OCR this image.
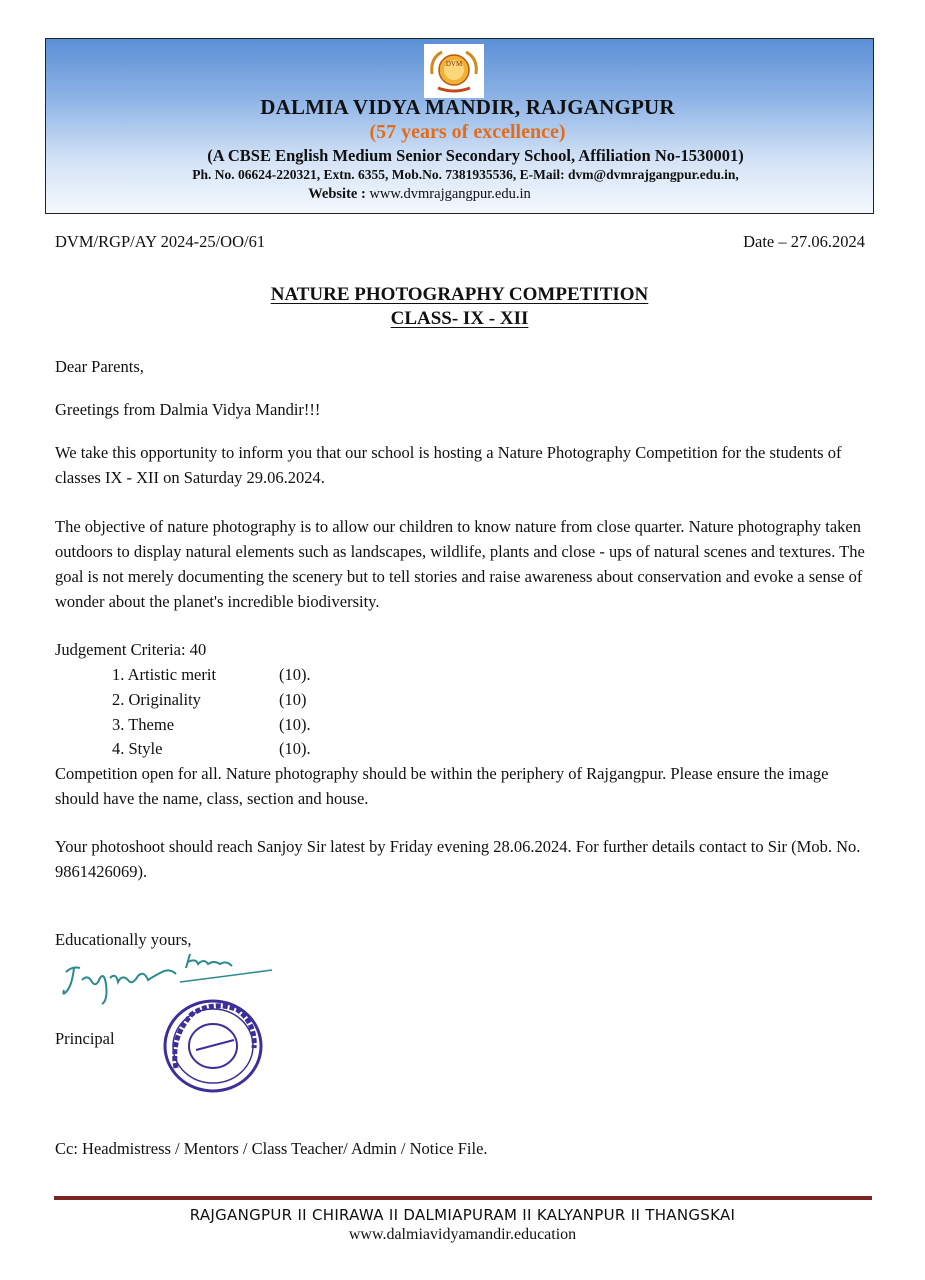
DVM
DALMIA VIDYA MANDIR, RAJGANGPUR
(57 years of excellence)
(A CBSE English Medium Senior Secondary School, Affiliation No-1530001)
Ph. No. 06624-220321, Extn. 6355, Mob.No. 7381935536, E-Mail: dvm@dvmrajgangpur.edu.in,
Website : www.dvmrajgangpur.edu.in
DVM/RGP/AY 2024-25/OO/61	Date – 27.06.2024
NATURE PHOTOGRAPHY COMPETITION
CLASS- IX - XII
Dear Parents,
Greetings from Dalmia Vidya Mandir!!!
We take this opportunity to inform you that our school is hosting a Nature Photography Competition for the students of classes IX - XII on Saturday 29.06.2024.
The objective of nature photography is to allow our children to know nature from close quarter. Nature photography taken outdoors to display natural elements such as landscapes, wildlife, plants and close - ups of natural scenes and textures. The goal is not merely documenting the scenery but to tell stories and raise awareness about conservation and evoke a sense of wonder about the planet's incredible biodiversity.
Judgement Criteria: 40
1. Artistic merit	(10).
2. Originality	(10)
3. Theme	(10).
4. Style	(10).
Competition open for all. Nature photography should be within the periphery of Rajgangpur. Please ensure the image should have the name, class, section and house.
Your photoshoot should reach Sanjoy Sir latest by Friday evening 28.06.2024. For further details contact to Sir (Mob. No. 9861426069).
Educationally yours,
Principal
Cc: Headmistress / Mentors / Class Teacher/ Admin / Notice File.
RAJGANGPUR II CHIRAWA II DALMIAPURAM II KALYANPUR II THANGSKAI
www.dalmiavidyamandir.education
⁂
* [The task] Check each line of the records above for "from", and copy those that have it.

* [Solution for this task]
Greetings from Dalmia Vidya Mandir!!!
The objective of nature photography is to allow our children to know nature from close quarter. Nature photography taken outdoors to display natural elements such as landscapes, wildlife, plants and close - ups of natural scenes and textures. The goal is not merely documenting the scenery but to tell stories and raise awareness about conservation and evoke a sense of wonder about the planet's incredible biodiversity.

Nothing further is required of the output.